### WHAT YOU SHOULD DO
Can you reproduce the listing verbatim, from its start through the line containing "286, 455, 295)"?

(Data extracted from a collection)
++++

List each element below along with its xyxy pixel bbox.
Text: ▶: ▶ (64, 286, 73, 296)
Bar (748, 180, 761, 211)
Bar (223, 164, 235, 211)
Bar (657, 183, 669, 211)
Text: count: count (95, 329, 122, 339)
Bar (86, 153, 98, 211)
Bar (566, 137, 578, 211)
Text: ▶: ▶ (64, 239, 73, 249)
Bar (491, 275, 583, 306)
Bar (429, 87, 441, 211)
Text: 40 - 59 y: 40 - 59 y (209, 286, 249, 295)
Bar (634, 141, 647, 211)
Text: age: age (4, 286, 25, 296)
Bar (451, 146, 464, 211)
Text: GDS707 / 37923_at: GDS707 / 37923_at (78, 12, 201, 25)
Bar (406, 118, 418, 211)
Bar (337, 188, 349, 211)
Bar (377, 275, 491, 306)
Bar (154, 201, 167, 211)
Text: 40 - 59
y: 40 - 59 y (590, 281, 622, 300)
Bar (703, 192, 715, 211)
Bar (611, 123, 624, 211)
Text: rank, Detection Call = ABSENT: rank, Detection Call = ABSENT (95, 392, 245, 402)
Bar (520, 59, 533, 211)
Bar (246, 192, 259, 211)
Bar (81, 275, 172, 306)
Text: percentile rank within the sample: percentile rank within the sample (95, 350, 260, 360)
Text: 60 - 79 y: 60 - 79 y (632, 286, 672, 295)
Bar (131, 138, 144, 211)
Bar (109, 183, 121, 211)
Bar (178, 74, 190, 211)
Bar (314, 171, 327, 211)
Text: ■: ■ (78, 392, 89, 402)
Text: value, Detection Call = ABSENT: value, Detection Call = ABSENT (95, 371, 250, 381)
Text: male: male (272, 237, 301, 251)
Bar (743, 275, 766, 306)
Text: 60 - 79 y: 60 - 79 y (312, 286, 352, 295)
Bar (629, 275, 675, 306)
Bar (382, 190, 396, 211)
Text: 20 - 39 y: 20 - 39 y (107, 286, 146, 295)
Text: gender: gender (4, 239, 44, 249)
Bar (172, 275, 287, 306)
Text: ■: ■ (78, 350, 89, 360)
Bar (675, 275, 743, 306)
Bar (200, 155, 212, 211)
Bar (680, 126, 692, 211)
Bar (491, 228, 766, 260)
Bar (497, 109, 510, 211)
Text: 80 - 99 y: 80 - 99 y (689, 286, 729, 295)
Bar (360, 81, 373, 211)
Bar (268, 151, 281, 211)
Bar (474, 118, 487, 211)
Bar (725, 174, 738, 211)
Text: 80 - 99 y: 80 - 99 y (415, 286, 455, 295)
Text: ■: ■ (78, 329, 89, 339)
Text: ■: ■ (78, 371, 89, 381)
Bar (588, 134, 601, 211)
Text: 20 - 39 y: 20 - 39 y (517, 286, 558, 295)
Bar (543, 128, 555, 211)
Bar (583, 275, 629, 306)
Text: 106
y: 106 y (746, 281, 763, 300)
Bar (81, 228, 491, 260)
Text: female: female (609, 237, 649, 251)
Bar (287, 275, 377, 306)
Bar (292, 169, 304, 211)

++++

### OUTPUT FOR THIS TASK
List each element below along with its xyxy pixel bbox.
Text: ▶: ▶ (64, 286, 73, 296)
Bar (748, 180, 761, 211)
Bar (223, 164, 235, 211)
Bar (657, 183, 669, 211)
Text: count: count (95, 329, 122, 339)
Bar (86, 153, 98, 211)
Bar (566, 137, 578, 211)
Text: ▶: ▶ (64, 239, 73, 249)
Bar (491, 275, 583, 306)
Bar (429, 87, 441, 211)
Text: 40 - 59 y: 40 - 59 y (209, 286, 249, 295)
Bar (634, 141, 647, 211)
Text: age: age (4, 286, 25, 296)
Bar (451, 146, 464, 211)
Text: GDS707 / 37923_at: GDS707 / 37923_at (78, 12, 201, 25)
Bar (406, 118, 418, 211)
Bar (337, 188, 349, 211)
Bar (377, 275, 491, 306)
Bar (154, 201, 167, 211)
Text: 40 - 59
y: 40 - 59 y (590, 281, 622, 300)
Bar (703, 192, 715, 211)
Bar (611, 123, 624, 211)
Text: rank, Detection Call = ABSENT: rank, Detection Call = ABSENT (95, 392, 245, 402)
Bar (520, 59, 533, 211)
Bar (246, 192, 259, 211)
Bar (81, 275, 172, 306)
Text: percentile rank within the sample: percentile rank within the sample (95, 350, 260, 360)
Text: 60 - 79 y: 60 - 79 y (632, 286, 672, 295)
Bar (131, 138, 144, 211)
Bar (109, 183, 121, 211)
Bar (178, 74, 190, 211)
Bar (314, 171, 327, 211)
Text: ■: ■ (78, 392, 89, 402)
Text: value, Detection Call = ABSENT: value, Detection Call = ABSENT (95, 371, 250, 381)
Text: male: male (272, 237, 301, 251)
Bar (743, 275, 766, 306)
Text: 60 - 79 y: 60 - 79 y (312, 286, 352, 295)
Bar (629, 275, 675, 306)
Bar (382, 190, 396, 211)
Text: 20 - 39 y: 20 - 39 y (107, 286, 146, 295)
Text: gender: gender (4, 239, 44, 249)
Bar (172, 275, 287, 306)
Text: ■: ■ (78, 350, 89, 360)
Bar (675, 275, 743, 306)
Bar (200, 155, 212, 211)
Bar (680, 126, 692, 211)
Bar (491, 228, 766, 260)
Bar (497, 109, 510, 211)
Text: 80 - 99 y: 80 - 99 y (689, 286, 729, 295)
Bar (360, 81, 373, 211)
Bar (268, 151, 281, 211)
Bar (474, 118, 487, 211)
Bar (725, 174, 738, 211)
Text: 80 - 99 y: 80 - 99 y (415, 286, 455, 295)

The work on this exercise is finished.